[START MATERIAL FOR THIS EXERCISE]

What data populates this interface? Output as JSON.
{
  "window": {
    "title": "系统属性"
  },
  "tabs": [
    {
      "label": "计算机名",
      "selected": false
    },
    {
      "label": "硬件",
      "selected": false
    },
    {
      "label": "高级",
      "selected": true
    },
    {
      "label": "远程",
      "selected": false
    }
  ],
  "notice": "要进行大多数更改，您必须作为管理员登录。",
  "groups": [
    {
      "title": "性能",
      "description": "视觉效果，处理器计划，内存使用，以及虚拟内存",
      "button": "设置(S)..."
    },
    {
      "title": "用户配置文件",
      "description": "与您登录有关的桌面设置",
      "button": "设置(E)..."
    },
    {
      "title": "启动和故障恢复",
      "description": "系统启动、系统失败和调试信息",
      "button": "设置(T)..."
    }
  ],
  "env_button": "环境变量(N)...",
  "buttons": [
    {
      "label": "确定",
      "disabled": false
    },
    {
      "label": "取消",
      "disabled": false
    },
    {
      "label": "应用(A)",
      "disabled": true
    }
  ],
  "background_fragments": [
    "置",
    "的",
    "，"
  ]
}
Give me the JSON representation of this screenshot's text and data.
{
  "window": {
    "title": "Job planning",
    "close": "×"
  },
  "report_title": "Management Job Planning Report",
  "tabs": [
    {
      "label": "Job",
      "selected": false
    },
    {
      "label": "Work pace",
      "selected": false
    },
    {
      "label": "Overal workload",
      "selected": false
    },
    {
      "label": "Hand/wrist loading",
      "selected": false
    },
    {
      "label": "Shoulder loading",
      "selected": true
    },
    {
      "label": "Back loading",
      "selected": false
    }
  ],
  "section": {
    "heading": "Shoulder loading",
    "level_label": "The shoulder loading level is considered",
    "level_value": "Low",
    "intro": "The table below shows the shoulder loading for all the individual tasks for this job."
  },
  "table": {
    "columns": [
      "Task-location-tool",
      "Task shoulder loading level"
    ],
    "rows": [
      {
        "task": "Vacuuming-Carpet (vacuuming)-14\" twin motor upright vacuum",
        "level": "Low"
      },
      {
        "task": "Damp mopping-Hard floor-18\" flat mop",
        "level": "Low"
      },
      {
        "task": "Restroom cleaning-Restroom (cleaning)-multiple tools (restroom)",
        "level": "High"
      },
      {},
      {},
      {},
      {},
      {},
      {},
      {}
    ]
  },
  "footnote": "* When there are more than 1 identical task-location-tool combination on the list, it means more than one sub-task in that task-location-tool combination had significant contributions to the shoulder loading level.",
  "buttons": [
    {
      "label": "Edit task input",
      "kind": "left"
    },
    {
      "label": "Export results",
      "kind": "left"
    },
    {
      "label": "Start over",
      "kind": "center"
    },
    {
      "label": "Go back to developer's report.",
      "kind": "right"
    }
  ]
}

[END MATERIAL FOR THIS EXERCISE]

• _WHAT THE TASK ASKS_: Pick out every line above that contains the word "kind" and copy it.

• _WORKED ANSWER_:
      "kind": "left"
      "kind": "left"
      "kind": "center"
      "kind": "right"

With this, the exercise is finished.